◆ DIRECTIONS FOR THIS TASK ◆
Copy out all the lines where "врач" shows up.
## Start PROVIDED RECORDS
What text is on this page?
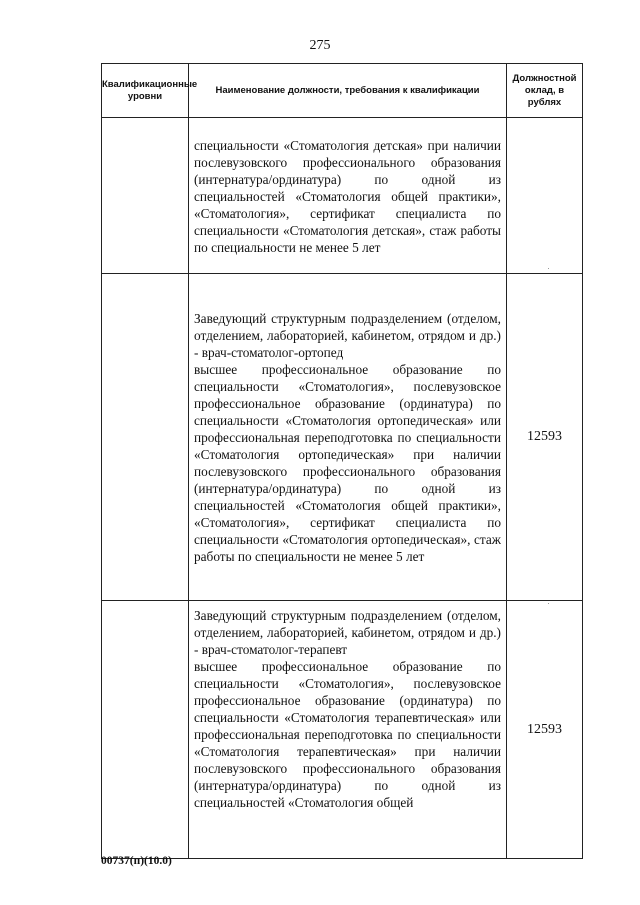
275
Квалификационные уровни	Наименование должности, требования к квалификации	Должностной оклад, в рублях

	специальности «Стоматология детская» при наличии послевузовского профессионального образования (интернатура/ординатура) по одной из специальностей «Стоматология общей практики», «Стоматология», сертификат специалиста по специальности «Стоматология детская», стаж работы по специальности не менее 5 лет	

	Заведующий структурным подразделением (отделом, отделением, лабораторией, кабинетом, отрядом и др.) - врач-стоматолог-ортопед

высшее профессиональное образование по специальности «Стоматология», послевузовское профессиональное образование (ординатура) по специальности «Стоматология ортопедическая» или профессиональная переподготовка по специальности «Стоматология ортопедическая» при наличии послевузовского профессионального образования (интернатура/ординатура) по одной из специальностей «Стоматология общей практики», «Стоматология», сертификат специалиста по специальности «Стоматология ортопедическая», стаж работы по специальности не менее 5 лет	12593

	Заведующий структурным подразделением (отделом, отделением, лабораторией, кабинетом, отрядом и др.) - врач-стоматолог-терапевт

высшее профессиональное образование по специальности «Стоматология», послевузовское профессиональное образование (ординатура) по специальности «Стоматология терапевтическая» или профессиональная переподготовка по специальности «Стоматология терапевтическая» при наличии послевузовского профессионального образования (интернатура/ординатура) по одной из специальностей «Стоматология общей	12593
00737(п)(10.0)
## End PROVIDED RECORDS
◆ EXERCISE RESPONSE ◆
	Заведующий структурным подразделением (отделом, отделением, лабораторией, кабинетом, отрядом и др.) - врач-стоматолог-ортопед
	Заведующий структурным подразделением (отделом, отделением, лабораторией, кабинетом, отрядом и др.) - врач-стоматолог-терапевт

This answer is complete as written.